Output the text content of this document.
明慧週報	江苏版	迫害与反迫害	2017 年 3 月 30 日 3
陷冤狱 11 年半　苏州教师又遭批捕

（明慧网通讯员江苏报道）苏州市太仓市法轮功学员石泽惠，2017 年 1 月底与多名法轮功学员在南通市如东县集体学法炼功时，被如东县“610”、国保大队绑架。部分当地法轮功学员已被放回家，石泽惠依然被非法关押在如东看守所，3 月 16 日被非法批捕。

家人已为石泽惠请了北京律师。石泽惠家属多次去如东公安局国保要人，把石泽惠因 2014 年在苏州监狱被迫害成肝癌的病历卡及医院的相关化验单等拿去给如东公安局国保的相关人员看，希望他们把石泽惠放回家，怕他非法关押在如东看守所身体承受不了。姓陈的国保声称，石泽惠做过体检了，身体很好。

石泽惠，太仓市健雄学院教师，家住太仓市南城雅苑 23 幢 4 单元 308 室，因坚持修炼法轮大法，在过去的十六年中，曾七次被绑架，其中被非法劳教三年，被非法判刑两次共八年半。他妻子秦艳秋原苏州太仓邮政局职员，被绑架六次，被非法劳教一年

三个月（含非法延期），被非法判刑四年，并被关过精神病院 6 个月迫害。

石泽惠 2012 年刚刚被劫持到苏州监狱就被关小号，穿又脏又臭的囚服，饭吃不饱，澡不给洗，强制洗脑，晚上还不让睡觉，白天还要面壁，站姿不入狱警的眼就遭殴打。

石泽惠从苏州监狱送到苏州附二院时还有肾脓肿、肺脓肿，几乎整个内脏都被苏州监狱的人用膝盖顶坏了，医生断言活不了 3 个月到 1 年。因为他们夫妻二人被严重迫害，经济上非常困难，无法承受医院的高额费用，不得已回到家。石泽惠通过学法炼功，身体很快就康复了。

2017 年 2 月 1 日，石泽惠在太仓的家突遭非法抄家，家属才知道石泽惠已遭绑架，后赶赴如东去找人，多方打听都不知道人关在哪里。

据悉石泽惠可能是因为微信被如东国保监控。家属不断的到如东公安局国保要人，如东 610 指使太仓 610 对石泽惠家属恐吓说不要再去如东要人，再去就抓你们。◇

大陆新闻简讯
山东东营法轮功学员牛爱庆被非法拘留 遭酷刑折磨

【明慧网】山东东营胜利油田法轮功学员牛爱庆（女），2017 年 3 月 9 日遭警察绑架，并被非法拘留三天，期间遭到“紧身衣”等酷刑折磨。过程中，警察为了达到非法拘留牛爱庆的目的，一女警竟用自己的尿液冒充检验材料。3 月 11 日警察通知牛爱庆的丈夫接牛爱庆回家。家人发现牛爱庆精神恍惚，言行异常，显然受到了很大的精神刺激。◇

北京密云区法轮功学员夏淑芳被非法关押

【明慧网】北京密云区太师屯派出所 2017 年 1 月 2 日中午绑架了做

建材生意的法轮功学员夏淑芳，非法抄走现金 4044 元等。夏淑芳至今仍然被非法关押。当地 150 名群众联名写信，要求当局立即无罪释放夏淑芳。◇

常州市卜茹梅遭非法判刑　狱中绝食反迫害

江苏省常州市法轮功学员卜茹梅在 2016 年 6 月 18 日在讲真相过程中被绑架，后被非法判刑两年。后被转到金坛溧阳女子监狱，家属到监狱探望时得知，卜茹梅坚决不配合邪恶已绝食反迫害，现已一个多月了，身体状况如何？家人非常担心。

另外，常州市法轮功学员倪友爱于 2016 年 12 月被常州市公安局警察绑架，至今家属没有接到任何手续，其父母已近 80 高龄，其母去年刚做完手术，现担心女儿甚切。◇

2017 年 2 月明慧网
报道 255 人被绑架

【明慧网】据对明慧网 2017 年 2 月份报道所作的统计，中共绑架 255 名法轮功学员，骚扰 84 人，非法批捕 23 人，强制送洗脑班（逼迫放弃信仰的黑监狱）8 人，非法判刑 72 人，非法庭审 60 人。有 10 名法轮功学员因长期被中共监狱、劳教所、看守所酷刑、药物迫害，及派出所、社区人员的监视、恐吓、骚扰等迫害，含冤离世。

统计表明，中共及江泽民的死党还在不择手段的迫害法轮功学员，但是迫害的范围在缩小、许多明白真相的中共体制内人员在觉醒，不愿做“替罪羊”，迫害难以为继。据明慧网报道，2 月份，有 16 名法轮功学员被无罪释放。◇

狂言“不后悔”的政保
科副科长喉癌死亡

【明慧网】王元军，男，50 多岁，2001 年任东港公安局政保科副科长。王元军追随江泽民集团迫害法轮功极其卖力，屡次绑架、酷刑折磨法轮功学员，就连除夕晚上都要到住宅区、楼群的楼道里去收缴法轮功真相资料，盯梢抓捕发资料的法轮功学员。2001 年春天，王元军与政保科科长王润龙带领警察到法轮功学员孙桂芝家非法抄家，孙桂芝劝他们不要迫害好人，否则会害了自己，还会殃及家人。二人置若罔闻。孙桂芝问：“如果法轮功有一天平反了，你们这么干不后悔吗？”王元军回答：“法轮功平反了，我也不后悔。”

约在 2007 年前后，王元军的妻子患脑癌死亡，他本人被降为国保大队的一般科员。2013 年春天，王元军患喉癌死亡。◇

###

# [What the task requires]
Go through the material above line by line and copy it exactly.

# [Exercise response]
Output the text content of this document.
明慧週報	江苏版	迫害与反迫害	2017 年 3 月 30 日 3
陷冤狱 11 年半　苏州教师又遭批捕

（明慧网通讯员江苏报道）苏州市太仓市法轮功学员石泽惠，2017 年 1 月底与多名法轮功学员在南通市如东县集体学法炼功时，被如东县“610”、国保大队绑架。部分当地法轮功学员已被放回家，石泽惠依然被非法关押在如东看守所，3 月 16 日被非法批捕。

家人已为石泽惠请了北京律师。石泽惠家属多次去如东公安局国保要人，把石泽惠因 2014 年在苏州监狱被迫害成肝癌的病历卡及医院的相关化验单等拿去给如东公安局国保的相关人员看，希望他们把石泽惠放回家，怕他非法关押在如东看守所身体承受不了。姓陈的国保声称，石泽惠做过体检了，身体很好。

石泽惠，太仓市健雄学院教师，家住太仓市南城雅苑 23 幢 4 单元 308 室，因坚持修炼法轮大法，在过去的十六年中，曾七次被绑架，其中被非法劳教三年，被非法判刑两次共八年半。他妻子秦艳秋原苏州太仓邮政局职员，被绑架六次，被非法劳教一年

三个月（含非法延期），被非法判刑四年，并被关过精神病院 6 个月迫害。

石泽惠 2012 年刚刚被劫持到苏州监狱就被关小号，穿又脏又臭的囚服，饭吃不饱，澡不给洗，强制洗脑，晚上还不让睡觉，白天还要面壁，站姿不入狱警的眼就遭殴打。

石泽惠从苏州监狱送到苏州附二院时还有肾脓肿、肺脓肿，几乎整个内脏都被苏州监狱的人用膝盖顶坏了，医生断言活不了 3 个月到 1 年。因为他们夫妻二人被严重迫害，经济上非常困难，无法承受医院的高额费用，不得已回到家。石泽惠通过学法炼功，身体很快就康复了。

2017 年 2 月 1 日，石泽惠在太仓的家突遭非法抄家，家属才知道石泽惠已遭绑架，后赶赴如东去找人，多方打听都不知道人关在哪里。

据悉石泽惠可能是因为微信被如东国保监控。家属不断的到如东公安局国保要人，如东 610 指使太仓 610 对石泽惠家属恐吓说不要再去如东要人，再去就抓你们。◇

大陆新闻简讯
山东东营法轮功学员牛爱庆被非法拘留 遭酷刑折磨

【明慧网】山东东营胜利油田法轮功学员牛爱庆（女），2017 年 3 月 9 日遭警察绑架，并被非法拘留三天，期间遭到“紧身衣”等酷刑折磨。过程中，警察为了达到非法拘留牛爱庆的目的，一女警竟用自己的尿液冒充检验材料。3 月 11 日警察通知牛爱庆的丈夫接牛爱庆回家。家人发现牛爱庆精神恍惚，言行异常，显然受到了很大的精神刺激。◇

北京密云区法轮功学员夏淑芳被非法关押

【明慧网】北京密云区太师屯派出所 2017 年 1 月 2 日中午绑架了做

建材生意的法轮功学员夏淑芳，非法抄走现金 4044 元等。夏淑芳至今仍然被非法关押。当地 150 名群众联名写信，要求当局立即无罪释放夏淑芳。◇

常州市卜茹梅遭非法判刑　狱中绝食反迫害

江苏省常州市法轮功学员卜茹梅在 2016 年 6 月 18 日在讲真相过程中被绑架，后被非法判刑两年。后被转到金坛溧阳女子监狱，家属到监狱探望时得知，卜茹梅坚决不配合邪恶已绝食反迫害，现已一个多月了，身体状况如何？家人非常担心。

另外，常州市法轮功学员倪友爱于 2016 年 12 月被常州市公安局警察绑架，至今家属没有接到任何手续，其父母已近 80 高龄，其母去年刚做完手术，现担心女儿甚切。◇

2017 年 2 月明慧网
报道 255 人被绑架

【明慧网】据对明慧网 2017 年 2 月份报道所作的统计，中共绑架 255 名法轮功学员，骚扰 84 人，非法批捕 23 人，强制送洗脑班（逼迫放弃信仰的黑监狱）8 人，非法判刑 72 人，非法庭审 60 人。有 10 名法轮功学员因长期被中共监狱、劳教所、看守所酷刑、药物迫害，及派出所、社区人员的监视、恐吓、骚扰等迫害，含冤离世。

统计表明，中共及江泽民的死党还在不择手段的迫害法轮功学员，但是迫害的范围在缩小、许多明白真相的中共体制内人员在觉醒，不愿做“替罪羊”，迫害难以为继。据明慧网报道，2 月份，有 16 名法轮功学员被无罪释放。◇

狂言“不后悔”的政保
科副科长喉癌死亡

【明慧网】王元军，男，50 多岁，2001 年任东港公安局政保科副科长。王元军追随江泽民集团迫害法轮功极其卖力，屡次绑架、酷刑折磨法轮功学员，就连除夕晚上都要到住宅区、楼群的楼道里去收缴法轮功真相资料，盯梢抓捕发资料的法轮功学员。2001 年春天，王元军与政保科科长王润龙带领警察到法轮功学员孙桂芝家非法抄家，孙桂芝劝他们不要迫害好人，否则会害了自己，还会殃及家人。二人置若罔闻。孙桂芝问：“如果法轮功有一天平反了，你们这么干不后悔吗？”王元军回答：“法轮功平反了，我也不后悔。”

约在 2007 年前后，王元军的妻子患脑癌死亡，他本人被降为国保大队的一般科员。2013 年春天，王元军患喉癌死亡。◇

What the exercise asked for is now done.